Every line containing the word "name" needs to be found and copied.

Dataset listings of figures >>
┌────────
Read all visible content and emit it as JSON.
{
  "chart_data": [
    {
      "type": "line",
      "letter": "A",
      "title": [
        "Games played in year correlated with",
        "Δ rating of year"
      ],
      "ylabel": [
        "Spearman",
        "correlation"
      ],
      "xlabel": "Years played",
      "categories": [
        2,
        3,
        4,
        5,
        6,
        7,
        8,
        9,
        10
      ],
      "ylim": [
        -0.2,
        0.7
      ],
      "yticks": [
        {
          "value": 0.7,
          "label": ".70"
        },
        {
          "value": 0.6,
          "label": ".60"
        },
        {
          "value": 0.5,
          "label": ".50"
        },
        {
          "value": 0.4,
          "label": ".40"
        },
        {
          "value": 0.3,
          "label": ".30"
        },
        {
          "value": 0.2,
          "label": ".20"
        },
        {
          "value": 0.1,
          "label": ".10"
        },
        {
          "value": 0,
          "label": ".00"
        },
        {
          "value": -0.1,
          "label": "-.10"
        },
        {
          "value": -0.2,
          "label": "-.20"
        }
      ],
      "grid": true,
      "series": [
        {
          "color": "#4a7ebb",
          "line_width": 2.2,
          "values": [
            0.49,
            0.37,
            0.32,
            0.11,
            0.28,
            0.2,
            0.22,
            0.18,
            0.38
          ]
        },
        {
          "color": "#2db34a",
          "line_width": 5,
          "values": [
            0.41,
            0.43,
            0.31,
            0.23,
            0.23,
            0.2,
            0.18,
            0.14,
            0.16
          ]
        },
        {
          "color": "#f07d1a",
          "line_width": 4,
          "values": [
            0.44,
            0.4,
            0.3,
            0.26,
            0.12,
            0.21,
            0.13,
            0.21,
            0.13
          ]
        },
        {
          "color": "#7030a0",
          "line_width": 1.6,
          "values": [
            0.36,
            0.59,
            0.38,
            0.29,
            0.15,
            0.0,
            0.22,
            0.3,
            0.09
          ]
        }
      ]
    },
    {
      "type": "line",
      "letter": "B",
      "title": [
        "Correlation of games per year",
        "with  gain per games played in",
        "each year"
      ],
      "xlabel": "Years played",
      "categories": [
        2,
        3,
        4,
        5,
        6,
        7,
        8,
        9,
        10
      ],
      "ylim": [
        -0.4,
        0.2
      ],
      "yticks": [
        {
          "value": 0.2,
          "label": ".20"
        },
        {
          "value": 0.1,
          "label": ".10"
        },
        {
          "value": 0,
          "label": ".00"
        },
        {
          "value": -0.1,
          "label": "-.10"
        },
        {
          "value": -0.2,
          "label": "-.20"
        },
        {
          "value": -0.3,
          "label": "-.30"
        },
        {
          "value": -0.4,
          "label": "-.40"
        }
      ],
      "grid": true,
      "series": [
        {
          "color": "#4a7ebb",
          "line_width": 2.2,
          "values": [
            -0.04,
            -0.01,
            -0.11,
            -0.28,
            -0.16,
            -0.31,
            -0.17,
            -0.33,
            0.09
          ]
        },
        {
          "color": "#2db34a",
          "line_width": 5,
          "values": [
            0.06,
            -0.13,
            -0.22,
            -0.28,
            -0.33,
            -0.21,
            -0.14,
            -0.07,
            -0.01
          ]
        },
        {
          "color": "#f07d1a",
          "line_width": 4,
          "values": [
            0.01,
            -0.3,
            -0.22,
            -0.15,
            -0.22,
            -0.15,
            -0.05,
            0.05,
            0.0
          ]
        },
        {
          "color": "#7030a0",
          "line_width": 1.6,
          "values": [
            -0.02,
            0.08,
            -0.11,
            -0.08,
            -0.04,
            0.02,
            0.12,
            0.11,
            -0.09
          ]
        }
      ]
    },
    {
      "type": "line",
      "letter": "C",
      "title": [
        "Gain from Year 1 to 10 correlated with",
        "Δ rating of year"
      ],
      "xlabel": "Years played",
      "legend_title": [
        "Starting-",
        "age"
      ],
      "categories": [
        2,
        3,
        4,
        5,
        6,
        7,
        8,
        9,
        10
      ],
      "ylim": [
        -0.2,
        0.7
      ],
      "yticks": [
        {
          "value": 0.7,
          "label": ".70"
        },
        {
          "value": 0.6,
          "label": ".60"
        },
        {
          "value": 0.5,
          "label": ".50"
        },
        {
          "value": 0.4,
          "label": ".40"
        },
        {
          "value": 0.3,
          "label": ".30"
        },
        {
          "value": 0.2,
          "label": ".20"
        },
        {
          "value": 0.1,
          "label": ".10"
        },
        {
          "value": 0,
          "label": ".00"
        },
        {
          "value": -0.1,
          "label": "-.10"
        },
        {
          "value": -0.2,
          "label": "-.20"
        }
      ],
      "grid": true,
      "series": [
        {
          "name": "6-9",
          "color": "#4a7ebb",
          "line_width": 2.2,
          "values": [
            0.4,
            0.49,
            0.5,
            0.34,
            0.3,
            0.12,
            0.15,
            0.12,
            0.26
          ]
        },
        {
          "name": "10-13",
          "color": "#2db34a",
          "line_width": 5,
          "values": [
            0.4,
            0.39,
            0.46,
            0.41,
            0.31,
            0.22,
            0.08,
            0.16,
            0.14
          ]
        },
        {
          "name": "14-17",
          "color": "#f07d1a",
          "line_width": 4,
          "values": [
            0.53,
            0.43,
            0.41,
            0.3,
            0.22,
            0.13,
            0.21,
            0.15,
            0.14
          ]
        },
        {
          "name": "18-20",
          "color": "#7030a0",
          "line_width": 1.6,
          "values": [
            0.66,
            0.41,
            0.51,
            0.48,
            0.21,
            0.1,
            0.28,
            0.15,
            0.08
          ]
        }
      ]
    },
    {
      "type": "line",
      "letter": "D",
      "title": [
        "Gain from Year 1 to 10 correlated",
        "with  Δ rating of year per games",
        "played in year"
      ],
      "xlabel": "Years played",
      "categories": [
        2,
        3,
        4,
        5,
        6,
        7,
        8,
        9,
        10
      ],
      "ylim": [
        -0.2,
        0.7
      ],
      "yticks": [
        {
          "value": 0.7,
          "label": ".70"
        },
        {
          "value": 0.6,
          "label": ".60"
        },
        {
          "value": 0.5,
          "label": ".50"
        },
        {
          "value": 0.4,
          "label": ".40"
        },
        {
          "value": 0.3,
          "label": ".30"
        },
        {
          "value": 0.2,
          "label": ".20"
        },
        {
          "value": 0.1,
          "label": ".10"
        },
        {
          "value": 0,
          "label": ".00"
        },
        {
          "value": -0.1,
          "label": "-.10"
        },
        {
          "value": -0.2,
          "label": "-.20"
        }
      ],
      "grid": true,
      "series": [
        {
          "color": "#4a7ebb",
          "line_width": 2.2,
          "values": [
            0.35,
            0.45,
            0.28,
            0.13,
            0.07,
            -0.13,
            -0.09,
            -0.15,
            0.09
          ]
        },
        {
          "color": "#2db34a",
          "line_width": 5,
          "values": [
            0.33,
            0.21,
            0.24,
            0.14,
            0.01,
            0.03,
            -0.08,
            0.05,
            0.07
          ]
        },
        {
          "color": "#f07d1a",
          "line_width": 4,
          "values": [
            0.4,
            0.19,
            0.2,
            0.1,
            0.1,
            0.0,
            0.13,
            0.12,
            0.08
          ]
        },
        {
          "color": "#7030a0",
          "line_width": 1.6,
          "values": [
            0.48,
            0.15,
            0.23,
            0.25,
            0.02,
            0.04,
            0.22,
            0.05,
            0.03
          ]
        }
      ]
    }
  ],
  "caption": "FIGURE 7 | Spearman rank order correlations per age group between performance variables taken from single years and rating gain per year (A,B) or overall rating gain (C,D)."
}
└────────
Solution to this task >>
          "name": "6-9",
          "name": "10-13",
          "name": "14-17",
          "name": "18-20",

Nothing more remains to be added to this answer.